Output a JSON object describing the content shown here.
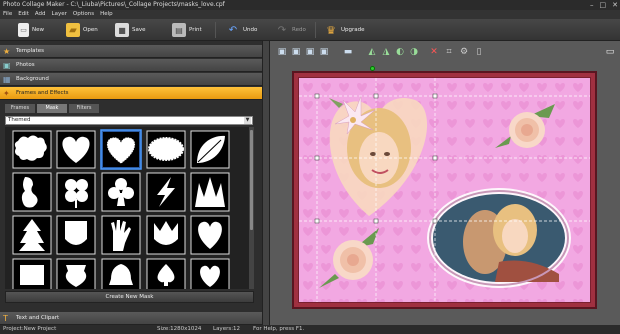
{
  "window": {
    "title": "Photo Collage Maker - C:\\_Liuba\\Pictures\\_Collage Projects\\masks_love.cpf",
    "minimize": "–",
    "maximize": "□",
    "close": "✕"
  },
  "menu": [
    "File",
    "Edit",
    "Add",
    "Layer",
    "Options",
    "Help"
  ],
  "toolbar": {
    "new": "New",
    "open": "Open",
    "save": "Save",
    "print": "Print",
    "undo": "Undo",
    "redo": "Redo",
    "upgrade": "Upgrade"
  },
  "sidebar": {
    "sections": [
      {
        "label": "Templates"
      },
      {
        "label": "Photos"
      },
      {
        "label": "Background"
      },
      {
        "label": "Frames and Effects"
      }
    ],
    "bottom_section": "Text and Clipart",
    "tabs": [
      "Frames",
      "Mask",
      "Filters"
    ],
    "category_select": "Themed",
    "create_mask_button": "Create New Mask"
  },
  "status": {
    "project": "Project:New Project",
    "size": "Size:1280x1024",
    "layers": "Layers:12",
    "help": "For Help, press F1."
  }
}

- _Task objective_: Identify and list each line with the word "label".

- _Worked answer_:
        "label": "Templates"
        "label": "Photos"
        "label": "Background"
        "label": "Frames and Effects"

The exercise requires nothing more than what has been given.